→ Task goal
Return each entry exactly, omitting nothing.

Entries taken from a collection
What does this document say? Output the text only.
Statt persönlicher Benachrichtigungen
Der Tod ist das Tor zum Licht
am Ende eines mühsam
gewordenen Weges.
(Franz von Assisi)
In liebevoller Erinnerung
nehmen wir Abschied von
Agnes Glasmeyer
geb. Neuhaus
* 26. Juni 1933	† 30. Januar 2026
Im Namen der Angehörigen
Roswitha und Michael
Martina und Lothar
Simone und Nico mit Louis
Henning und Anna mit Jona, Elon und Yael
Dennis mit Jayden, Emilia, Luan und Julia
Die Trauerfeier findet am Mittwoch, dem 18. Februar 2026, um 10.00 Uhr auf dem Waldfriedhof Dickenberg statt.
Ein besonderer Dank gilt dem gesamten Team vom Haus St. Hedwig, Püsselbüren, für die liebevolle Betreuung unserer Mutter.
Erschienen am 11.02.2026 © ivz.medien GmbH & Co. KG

→ Output of the exercise
What does this document say? Output the text only.
Statt persönlicher Benachrichtigungen
Der Tod ist das Tor zum Licht
am Ende eines mühsam
gewordenen Weges.
(Franz von Assisi)
In liebevoller Erinnerung
nehmen wir Abschied von
Agnes Glasmeyer
geb. Neuhaus
* 26. Juni 1933	† 30. Januar 2026
Im Namen der Angehörigen
Roswitha und Michael
Martina und Lothar
Simone und Nico mit Louis
Henning und Anna mit Jona, Elon und Yael
Dennis mit Jayden, Emilia, Luan und Julia
Die Trauerfeier findet am Mittwoch, dem 18. Februar 2026, um 10.00 Uhr auf dem Waldfriedhof Dickenberg statt.
Ein besonderer Dank gilt dem gesamten Team vom Haus St. Hedwig, Püsselbüren, für die liebevolle Betreuung unserer Mutter.
Erschienen am 11.02.2026 © ivz.medien GmbH & Co. KG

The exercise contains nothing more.